**Excerpts from a figure dataset:**

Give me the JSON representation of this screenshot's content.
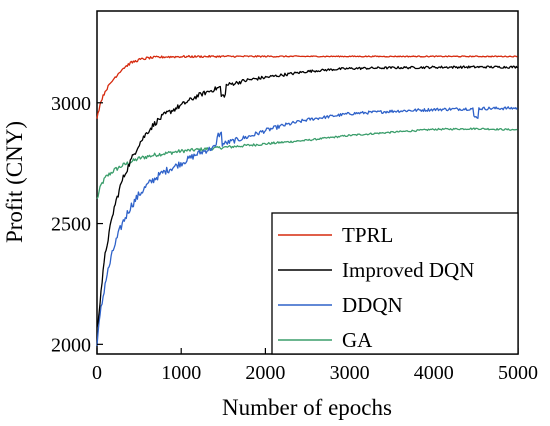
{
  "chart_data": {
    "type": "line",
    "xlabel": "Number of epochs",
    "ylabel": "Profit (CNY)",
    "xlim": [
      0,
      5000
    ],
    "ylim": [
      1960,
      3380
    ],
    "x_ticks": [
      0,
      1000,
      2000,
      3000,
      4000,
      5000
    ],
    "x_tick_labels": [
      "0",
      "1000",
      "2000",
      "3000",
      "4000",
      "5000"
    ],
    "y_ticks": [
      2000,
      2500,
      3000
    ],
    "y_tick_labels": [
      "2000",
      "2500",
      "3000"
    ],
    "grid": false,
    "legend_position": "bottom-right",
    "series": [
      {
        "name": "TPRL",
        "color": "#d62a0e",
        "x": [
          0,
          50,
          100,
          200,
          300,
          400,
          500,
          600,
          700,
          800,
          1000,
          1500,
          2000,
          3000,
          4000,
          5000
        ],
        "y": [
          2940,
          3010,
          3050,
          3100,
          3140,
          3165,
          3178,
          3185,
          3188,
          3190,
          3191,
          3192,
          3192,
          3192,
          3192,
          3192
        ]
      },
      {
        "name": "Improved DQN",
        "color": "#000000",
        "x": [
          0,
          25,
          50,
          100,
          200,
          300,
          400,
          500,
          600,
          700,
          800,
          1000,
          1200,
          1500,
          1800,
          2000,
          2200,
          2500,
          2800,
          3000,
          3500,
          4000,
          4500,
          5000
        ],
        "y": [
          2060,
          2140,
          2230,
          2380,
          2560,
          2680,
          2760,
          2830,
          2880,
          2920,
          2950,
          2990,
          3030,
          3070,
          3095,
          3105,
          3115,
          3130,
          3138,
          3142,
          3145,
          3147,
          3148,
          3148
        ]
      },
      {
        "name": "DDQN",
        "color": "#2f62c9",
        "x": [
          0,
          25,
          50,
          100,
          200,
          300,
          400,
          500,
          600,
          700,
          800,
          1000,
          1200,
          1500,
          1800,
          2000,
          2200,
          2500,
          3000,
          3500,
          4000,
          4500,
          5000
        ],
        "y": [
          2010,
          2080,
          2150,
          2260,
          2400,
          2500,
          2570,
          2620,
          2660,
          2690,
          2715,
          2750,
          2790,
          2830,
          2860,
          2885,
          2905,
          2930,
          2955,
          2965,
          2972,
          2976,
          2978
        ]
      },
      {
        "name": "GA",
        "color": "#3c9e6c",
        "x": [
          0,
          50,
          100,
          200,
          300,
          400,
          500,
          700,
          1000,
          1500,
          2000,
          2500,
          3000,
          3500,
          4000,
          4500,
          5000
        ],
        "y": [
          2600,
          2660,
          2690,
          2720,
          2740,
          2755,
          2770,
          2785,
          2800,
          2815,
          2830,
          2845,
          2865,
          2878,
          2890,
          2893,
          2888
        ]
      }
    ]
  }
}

**GOAL:**
Note how many lines in the listing above hold the string "name", then give only that figure.

**REPLY TO THE TASK:**
4